▸ TASK PROMPT: State only the number of lines that include "региональной".

▸ EXTRACTED RECORDS:

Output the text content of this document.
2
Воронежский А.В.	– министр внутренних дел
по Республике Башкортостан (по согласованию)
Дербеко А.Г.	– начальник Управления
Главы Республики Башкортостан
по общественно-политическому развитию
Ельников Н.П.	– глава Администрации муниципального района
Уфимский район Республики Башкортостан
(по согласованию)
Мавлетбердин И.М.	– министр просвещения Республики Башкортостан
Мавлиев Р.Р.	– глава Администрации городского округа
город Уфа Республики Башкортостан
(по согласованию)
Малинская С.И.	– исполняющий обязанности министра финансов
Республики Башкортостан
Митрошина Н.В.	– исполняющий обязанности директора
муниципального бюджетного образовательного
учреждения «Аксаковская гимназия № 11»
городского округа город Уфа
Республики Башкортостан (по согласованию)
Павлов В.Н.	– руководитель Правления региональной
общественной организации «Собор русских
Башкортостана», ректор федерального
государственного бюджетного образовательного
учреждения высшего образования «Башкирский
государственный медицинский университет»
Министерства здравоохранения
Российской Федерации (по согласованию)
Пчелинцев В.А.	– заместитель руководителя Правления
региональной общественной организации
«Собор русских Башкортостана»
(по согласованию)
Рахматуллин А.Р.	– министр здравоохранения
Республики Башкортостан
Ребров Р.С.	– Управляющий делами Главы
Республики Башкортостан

▸ CORRECT ANSWER: 2